> **WORK INSTRUCTION A**: Quote the part of the passage on the Maze class below that opens with the words containing "Another stategy I" and closes with "structure of the class.".
> **WORK INSTRUCTION B**: Render this sentence from the passage on the Maze class into Spanish: "The final class we will need to solve the maze search problem is a class that can represent a path through the maze."
> **WORK INSTRUCTION C**: Please pick up the passage on the Maze class below where it stops and carry it on.

═════ TEXT PROVIDED ═════

Another stategy I have followed here is to organize the member variables and methods into groups. Whenever a class starts to have a lot of things in it, it starts to be helpful to organize things into logical groupings. I have organized the methods into several groups:
Finally, the last thing you will see in this class is a main method. The purpose of this main method is to allow us to write some simple test code that tests the operation of the class.
Here now is an outline of the Maze class that our application will use to represent mazes. In this outline I have left out the code for the methods to make it easier to get an overview of the structure of the class.
public class Maze {
/* Member variables */
private Cell[][] grid;
/* Construct a maze by reading it from a file. */
public Maze(String fileName){}
/* Accessor methods */
// Find and return an entrance cell
public Cell findEntrance() {}
// Find a neighbor of the given cell that is open
// and return a reference to that neighbor cell. If
// you can find no such neighbor, return null.
public Cell findOpenNeighbor(Cell fromCell) {}
// Print the contents of the Maze to System.out
public void print() {}
/* Mutator methods */
// Reset all visited cells to open
public void clearVisited() {}
// Test program to test the Maze class
public static void main(String args[]){}
}
This class is designed to provide just enough useful methods to facilitate solving the maze search problem. In particular, the class provides a method that finds and returns the entrance cell that we need to start the search process and a method that finds an unvisited neighbor for a given cell. As we shall see in the lab exercise this week, those two methods are sufficient to allow us to solve the maze searching problem.
The final class we will need to solve the maze search problem is a class that can represent a path through the maze. At the start of the maze search, the path will consist of just a single Cell, the entrance cell for the maze. As the search progresses we will systematically add Cells to the path. Occasionally, the path will run up into a blind alley. When that happens, we will not be able to find any unvisited neighbors for the cell at the end of the path and we will have to backtrack to a point where there are unvisited neighbors. To facilitate that, we have to be able to shed Cells from the end of the path.

═════ DATA LISTING ═════

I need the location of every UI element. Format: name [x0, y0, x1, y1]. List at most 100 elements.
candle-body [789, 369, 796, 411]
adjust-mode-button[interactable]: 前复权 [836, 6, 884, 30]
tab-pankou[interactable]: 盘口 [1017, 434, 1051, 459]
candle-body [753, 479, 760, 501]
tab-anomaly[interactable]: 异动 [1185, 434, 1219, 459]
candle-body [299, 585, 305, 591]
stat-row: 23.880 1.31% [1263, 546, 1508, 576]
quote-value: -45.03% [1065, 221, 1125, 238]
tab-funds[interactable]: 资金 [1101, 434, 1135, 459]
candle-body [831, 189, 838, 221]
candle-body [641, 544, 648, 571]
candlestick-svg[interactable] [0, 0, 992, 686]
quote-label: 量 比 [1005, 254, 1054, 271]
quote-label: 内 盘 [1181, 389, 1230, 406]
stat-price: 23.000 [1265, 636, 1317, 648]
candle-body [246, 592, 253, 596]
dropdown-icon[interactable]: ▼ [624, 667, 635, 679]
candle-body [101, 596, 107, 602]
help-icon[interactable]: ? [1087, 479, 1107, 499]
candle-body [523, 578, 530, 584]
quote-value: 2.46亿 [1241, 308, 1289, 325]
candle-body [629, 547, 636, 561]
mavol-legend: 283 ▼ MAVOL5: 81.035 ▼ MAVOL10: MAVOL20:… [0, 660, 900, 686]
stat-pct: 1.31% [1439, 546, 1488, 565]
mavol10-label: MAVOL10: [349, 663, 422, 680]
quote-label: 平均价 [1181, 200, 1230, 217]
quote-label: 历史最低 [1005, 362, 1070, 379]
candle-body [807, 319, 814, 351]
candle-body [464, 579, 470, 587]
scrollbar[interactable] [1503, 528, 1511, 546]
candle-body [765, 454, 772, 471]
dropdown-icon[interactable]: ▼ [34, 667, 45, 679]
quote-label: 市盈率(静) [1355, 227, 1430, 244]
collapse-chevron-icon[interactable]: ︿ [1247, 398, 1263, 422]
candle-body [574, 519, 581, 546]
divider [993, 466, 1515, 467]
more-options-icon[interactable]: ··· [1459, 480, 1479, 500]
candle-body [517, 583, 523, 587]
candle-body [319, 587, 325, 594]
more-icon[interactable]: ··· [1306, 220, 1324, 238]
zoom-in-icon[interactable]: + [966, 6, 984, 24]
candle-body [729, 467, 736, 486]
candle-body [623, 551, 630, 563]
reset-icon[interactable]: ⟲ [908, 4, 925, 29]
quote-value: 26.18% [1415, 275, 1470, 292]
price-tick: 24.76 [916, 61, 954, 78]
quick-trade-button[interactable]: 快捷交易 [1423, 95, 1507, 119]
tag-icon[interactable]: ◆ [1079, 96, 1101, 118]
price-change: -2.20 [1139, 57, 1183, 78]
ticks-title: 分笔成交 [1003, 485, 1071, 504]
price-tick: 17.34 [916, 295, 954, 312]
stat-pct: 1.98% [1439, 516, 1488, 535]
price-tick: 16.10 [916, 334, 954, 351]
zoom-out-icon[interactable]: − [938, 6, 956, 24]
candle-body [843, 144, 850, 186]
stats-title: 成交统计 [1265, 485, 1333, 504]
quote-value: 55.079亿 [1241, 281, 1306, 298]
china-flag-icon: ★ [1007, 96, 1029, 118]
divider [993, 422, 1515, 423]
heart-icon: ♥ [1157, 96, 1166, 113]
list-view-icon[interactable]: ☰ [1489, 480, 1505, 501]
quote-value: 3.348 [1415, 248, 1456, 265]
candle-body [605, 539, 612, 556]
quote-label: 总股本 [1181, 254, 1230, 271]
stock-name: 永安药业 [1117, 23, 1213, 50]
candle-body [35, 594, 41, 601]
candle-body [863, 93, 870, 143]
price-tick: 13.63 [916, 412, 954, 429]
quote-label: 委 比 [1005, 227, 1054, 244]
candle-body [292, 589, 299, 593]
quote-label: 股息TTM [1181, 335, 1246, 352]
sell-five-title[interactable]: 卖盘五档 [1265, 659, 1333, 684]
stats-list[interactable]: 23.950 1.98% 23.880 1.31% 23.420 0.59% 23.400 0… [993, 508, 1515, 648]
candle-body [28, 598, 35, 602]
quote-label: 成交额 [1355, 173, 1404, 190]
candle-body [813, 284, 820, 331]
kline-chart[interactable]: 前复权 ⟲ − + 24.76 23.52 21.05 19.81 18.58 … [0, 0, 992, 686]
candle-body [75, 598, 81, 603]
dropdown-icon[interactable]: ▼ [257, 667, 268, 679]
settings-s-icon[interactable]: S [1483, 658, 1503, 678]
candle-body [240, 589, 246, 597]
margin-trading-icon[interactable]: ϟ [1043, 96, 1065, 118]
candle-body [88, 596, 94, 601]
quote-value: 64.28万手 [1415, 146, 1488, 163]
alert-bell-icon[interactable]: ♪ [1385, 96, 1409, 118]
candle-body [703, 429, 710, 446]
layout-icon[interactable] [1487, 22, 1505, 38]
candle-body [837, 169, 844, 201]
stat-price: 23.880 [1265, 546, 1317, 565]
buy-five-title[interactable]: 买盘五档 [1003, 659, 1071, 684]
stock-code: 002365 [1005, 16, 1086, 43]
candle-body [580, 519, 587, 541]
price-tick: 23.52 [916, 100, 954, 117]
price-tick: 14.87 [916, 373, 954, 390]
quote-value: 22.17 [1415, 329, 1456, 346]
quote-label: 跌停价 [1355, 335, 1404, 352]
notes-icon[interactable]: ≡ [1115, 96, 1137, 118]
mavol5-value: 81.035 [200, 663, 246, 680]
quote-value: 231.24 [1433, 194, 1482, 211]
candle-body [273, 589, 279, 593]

═════

> **EXERCISE RESPONSE A**:
Another stategy I have followed here is to organize the member variables and methods into groups. Whenever a class starts to have a lot of things in it, it starts to be helpful to organize things into logical groupings. I have organized the methods into several groups:
Finally, the last thing you will see in this class is a main method. The purpose of this main method is to allow us to write some simple test code that tests the operation of the class.
Here now is an outline of the Maze class that our application will use to represent mazes. In this outline I have left out the code for the methods to make it easier to get an overview of the structure of the class.

> **EXERCISE RESPONSE B**: La última clase que necesitaremos para resolver el problema de búsqueda en el laberinto es una clase que pueda representar un camino a través del laberinto.

> **EXERCISE RESPONSE C**:
Here is an outline of the Path class showing its methods and member variables.
public class Path {
/* Member variables */
private ArrayList<Cell> cells; // Holds the cells along the path
/* Construct an initially empty path. */
public Path() {}
/* Accessor methods */
// Return the last cell on the path, or null if the path is empty.
public Cell lastCell() {}
// Print every cell on the path
public void print() {}
/* Mutator methods */
// Add the given cell to the end of the path
public void addCell(Cell toAdd) {}
// Remove the last cell from the path
public void removeCell() {}
// Test program to test the Path class
public static void main(String args[]) {}
}
The Path class stores its Cells in an internal ArrayList. An ArrayList is the appropriate structure to use here, since we can start off with an empty ArrayList and use the add() and remove() methods as needed to add cells to the end of the path or remove them.
We now have all of the basic ingredients needed to solve the maze problem. In lab this week we will finish building the three classes I outlined above and use those classes to solve the maze problem.